**Given task**:
All of the records listed below should be retyped exactly.

---- Dataset entries

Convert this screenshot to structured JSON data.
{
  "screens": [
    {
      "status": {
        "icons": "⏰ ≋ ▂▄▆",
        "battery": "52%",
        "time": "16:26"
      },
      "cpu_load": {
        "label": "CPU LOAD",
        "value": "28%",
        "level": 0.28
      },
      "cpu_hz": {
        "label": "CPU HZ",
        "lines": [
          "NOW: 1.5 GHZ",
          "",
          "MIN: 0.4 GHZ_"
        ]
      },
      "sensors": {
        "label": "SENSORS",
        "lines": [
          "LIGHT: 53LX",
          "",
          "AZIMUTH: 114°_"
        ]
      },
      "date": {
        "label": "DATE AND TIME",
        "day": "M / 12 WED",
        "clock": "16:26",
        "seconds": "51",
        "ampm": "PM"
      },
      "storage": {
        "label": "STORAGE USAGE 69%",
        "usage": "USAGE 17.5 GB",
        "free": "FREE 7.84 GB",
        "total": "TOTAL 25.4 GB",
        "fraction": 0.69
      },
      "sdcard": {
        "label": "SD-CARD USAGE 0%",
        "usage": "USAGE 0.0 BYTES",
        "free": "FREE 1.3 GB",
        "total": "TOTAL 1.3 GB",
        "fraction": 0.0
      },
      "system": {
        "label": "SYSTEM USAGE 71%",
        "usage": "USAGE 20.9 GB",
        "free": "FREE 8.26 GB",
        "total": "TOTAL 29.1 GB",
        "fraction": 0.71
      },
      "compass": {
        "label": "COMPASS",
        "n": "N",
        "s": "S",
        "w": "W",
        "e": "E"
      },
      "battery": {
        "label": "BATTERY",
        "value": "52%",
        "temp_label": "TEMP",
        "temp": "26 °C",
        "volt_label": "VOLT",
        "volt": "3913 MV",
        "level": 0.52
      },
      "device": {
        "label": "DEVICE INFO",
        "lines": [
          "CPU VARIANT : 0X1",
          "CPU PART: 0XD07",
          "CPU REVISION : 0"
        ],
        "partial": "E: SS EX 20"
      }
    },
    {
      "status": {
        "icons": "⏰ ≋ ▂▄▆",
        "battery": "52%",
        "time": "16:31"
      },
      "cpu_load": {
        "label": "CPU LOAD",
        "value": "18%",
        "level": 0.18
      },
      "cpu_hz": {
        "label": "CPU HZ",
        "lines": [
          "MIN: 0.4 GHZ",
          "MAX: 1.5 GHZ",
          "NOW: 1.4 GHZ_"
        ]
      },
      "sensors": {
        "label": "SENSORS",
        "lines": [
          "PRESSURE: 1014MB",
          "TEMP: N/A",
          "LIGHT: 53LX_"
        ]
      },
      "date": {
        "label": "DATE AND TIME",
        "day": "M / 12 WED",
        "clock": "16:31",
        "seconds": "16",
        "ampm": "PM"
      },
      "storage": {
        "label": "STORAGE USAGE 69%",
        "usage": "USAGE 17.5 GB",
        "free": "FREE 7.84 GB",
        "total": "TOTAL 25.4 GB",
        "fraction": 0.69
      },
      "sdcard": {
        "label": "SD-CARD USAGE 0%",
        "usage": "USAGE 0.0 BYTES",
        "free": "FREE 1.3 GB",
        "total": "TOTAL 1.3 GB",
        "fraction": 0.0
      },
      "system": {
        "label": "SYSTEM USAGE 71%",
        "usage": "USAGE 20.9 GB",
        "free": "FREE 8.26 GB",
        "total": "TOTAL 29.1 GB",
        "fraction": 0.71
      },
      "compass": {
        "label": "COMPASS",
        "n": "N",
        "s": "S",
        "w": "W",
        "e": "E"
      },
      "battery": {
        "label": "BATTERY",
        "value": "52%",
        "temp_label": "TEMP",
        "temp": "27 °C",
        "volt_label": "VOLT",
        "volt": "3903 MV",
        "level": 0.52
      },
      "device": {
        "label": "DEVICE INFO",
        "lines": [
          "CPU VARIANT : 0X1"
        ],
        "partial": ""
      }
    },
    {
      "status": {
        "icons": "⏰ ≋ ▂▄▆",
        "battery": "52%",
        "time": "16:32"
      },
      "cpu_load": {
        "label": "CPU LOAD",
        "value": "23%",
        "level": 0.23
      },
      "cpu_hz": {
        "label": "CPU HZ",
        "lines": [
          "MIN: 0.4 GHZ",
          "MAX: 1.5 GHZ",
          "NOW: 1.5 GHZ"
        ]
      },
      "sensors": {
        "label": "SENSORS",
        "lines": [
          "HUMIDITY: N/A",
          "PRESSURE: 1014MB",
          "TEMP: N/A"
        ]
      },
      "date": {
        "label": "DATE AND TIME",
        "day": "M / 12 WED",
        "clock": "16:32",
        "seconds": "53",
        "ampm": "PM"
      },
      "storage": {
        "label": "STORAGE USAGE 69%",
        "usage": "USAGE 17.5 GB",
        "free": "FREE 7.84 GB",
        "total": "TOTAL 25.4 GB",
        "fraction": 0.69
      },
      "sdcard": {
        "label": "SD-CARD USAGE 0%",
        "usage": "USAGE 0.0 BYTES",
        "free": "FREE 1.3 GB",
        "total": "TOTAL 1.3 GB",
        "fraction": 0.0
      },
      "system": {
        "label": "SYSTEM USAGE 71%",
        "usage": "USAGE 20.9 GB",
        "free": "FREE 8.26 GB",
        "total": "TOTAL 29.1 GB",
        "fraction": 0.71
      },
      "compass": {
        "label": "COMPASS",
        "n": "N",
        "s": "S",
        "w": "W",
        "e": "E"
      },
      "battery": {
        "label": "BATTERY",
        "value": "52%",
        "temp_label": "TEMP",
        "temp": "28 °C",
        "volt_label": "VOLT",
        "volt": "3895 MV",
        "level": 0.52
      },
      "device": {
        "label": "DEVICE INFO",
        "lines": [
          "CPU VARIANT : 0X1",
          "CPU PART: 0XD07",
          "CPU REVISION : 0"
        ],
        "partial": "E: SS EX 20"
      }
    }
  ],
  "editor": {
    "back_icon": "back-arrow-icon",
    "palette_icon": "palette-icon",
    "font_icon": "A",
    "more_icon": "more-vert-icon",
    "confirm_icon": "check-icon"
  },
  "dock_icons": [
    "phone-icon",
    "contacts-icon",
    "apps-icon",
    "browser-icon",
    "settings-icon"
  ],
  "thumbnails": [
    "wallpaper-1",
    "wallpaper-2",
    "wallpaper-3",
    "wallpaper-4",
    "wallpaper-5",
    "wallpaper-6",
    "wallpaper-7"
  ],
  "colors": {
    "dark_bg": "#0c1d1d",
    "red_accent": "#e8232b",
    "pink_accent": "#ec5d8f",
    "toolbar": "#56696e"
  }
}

--------

**Solution for this exercise**:
Convert this screenshot to structured JSON data.
{
  "screens": [
    {
      "status": {
        "icons": "⏰ ≋ ▂▄▆",
        "battery": "52%",
        "time": "16:26"
      },
      "cpu_load": {
        "label": "CPU LOAD",
        "value": "28%",
        "level": 0.28
      },
      "cpu_hz": {
        "label": "CPU HZ",
        "lines": [
          "NOW: 1.5 GHZ",
          "",
          "MIN: 0.4 GHZ_"
        ]
      },
      "sensors": {
        "label": "SENSORS",
        "lines": [
          "LIGHT: 53LX",
          "",
          "AZIMUTH: 114°_"
        ]
      },
      "date": {
        "label": "DATE AND TIME",
        "day": "M / 12 WED",
        "clock": "16:26",
        "seconds": "51",
        "ampm": "PM"
      },
      "storage": {
        "label": "STORAGE USAGE 69%",
        "usage": "USAGE 17.5 GB",
        "free": "FREE 7.84 GB",
        "total": "TOTAL 25.4 GB",
        "fraction": 0.69
      },
      "sdcard": {
        "label": "SD-CARD USAGE 0%",
        "usage": "USAGE 0.0 BYTES",
        "free": "FREE 1.3 GB",
        "total": "TOTAL 1.3 GB",
        "fraction": 0.0
      },
      "system": {
        "label": "SYSTEM USAGE 71%",
        "usage": "USAGE 20.9 GB",
        "free": "FREE 8.26 GB",
        "total": "TOTAL 29.1 GB",
        "fraction": 0.71
      },
      "compass": {
        "label": "COMPASS",
        "n": "N",
        "s": "S",
        "w": "W",
        "e": "E"
      },
      "battery": {
        "label": "BATTERY",
        "value": "52%",
        "temp_label": "TEMP",
        "temp": "26 °C",
        "volt_label": "VOLT",
        "volt": "3913 MV",
        "level": 0.52
      },
      "device": {
        "label": "DEVICE INFO",
        "lines": [
          "CPU VARIANT : 0X1",
          "CPU PART: 0XD07",
          "CPU REVISION : 0"
        ],
        "partial": "E: SS EX 20"
      }
    },
    {
      "status": {
        "icons": "⏰ ≋ ▂▄▆",
        "battery": "52%",
        "time": "16:31"
      },
      "cpu_load": {
        "label": "CPU LOAD",
        "value": "18%",
        "level": 0.18
      },
      "cpu_hz": {
        "label": "CPU HZ",
        "lines": [
          "MIN: 0.4 GHZ",
          "MAX: 1.5 GHZ",
          "NOW: 1.4 GHZ_"
        ]
      },
      "sensors": {
        "label": "SENSORS",
        "lines": [
          "PRESSURE: 1014MB",
          "TEMP: N/A",
          "LIGHT: 53LX_"
        ]
      },
      "date": {
        "label": "DATE AND TIME",
        "day": "M / 12 WED",
        "clock": "16:31",
        "seconds": "16",
        "ampm": "PM"
      },
      "storage": {
        "label": "STORAGE USAGE 69%",
        "usage": "USAGE 17.5 GB",
        "free": "FREE 7.84 GB",
        "total": "TOTAL 25.4 GB",
        "fraction": 0.69
      },
      "sdcard": {
        "label": "SD-CARD USAGE 0%",
        "usage": "USAGE 0.0 BYTES",
        "free": "FREE 1.3 GB",
        "total": "TOTAL 1.3 GB",
        "fraction": 0.0
      },
      "system": {
        "label": "SYSTEM USAGE 71%",
        "usage": "USAGE 20.9 GB",
        "free": "FREE 8.26 GB",
        "total": "TOTAL 29.1 GB",
        "fraction": 0.71
      },
      "compass": {
        "label": "COMPASS",
        "n": "N",
        "s": "S",
        "w": "W",
        "e": "E"
      },
      "battery": {
        "label": "BATTERY",
        "value": "52%",
        "temp_label": "TEMP",
        "temp": "27 °C",
        "volt_label": "VOLT",
        "volt": "3903 MV",
        "level": 0.52
      },
      "device": {
        "label": "DEVICE INFO",
        "lines": [
          "CPU VARIANT : 0X1"
        ],
        "partial": ""
      }
    },
    {
      "status": {
        "icons": "⏰ ≋ ▂▄▆",
        "battery": "52%",
        "time": "16:32"
      },
      "cpu_load": {
        "label": "CPU LOAD",
        "value": "23%",
        "level": 0.23
      },
      "cpu_hz": {
        "label": "CPU HZ",
        "lines": [
          "MIN: 0.4 GHZ",
          "MAX: 1.5 GHZ",
          "NOW: 1.5 GHZ"
        ]
      },
      "sensors": {
        "label": "SENSORS",
        "lines": [
          "HUMIDITY: N/A",
          "PRESSURE: 1014MB",
          "TEMP: N/A"
        ]
      },
      "date": {
        "label": "DATE AND TIME",
        "day": "M / 12 WED",
        "clock": "16:32",
        "seconds": "53",
        "ampm": "PM"
      },
      "storage": {
        "label": "STORAGE USAGE 69%",
        "usage": "USAGE 17.5 GB",
        "free": "FREE 7.84 GB",
        "total": "TOTAL 25.4 GB",
        "fraction": 0.69
      },
      "sdcard": {
        "label": "SD-CARD USAGE 0%",
        "usage": "USAGE 0.0 BYTES",
        "free": "FREE 1.3 GB",
        "total": "TOTAL 1.3 GB",
        "fraction": 0.0
      },
      "system": {
        "label": "SYSTEM USAGE 71%",
        "usage": "USAGE 20.9 GB",
        "free": "FREE 8.26 GB",
        "total": "TOTAL 29.1 GB",
        "fraction": 0.71
      },
      "compass": {
        "label": "COMPASS",
        "n": "N",
        "s": "S",
        "w": "W",
        "e": "E"
      },
      "battery": {
        "label": "BATTERY",
        "value": "52%",
        "temp_label": "TEMP",
        "temp": "28 °C",
        "volt_label": "VOLT",
        "volt": "3895 MV",
        "level": 0.52
      },
      "device": {
        "label": "DEVICE INFO",
        "lines": [
          "CPU VARIANT : 0X1",
          "CPU PART: 0XD07",
          "CPU REVISION : 0"
        ],
        "partial": "E: SS EX 20"
      }
    }
  ],
  "editor": {
    "back_icon": "back-arrow-icon",
    "palette_icon": "palette-icon",
    "font_icon": "A",
    "more_icon": "more-vert-icon",
    "confirm_icon": "check-icon"
  },
  "dock_icons": [
    "phone-icon",
    "contacts-icon",
    "apps-icon",
    "browser-icon",
    "settings-icon"
  ],
  "thumbnails": [
    "wallpaper-1",
    "wallpaper-2",
    "wallpaper-3",
    "wallpaper-4",
    "wallpaper-5",
    "wallpaper-6",
    "wallpaper-7"
  ],
  "colors": {
    "dark_bg": "#0c1d1d",
    "red_accent": "#e8232b",
    "pink_accent": "#ec5d8f",
    "toolbar": "#56696e"
  }
}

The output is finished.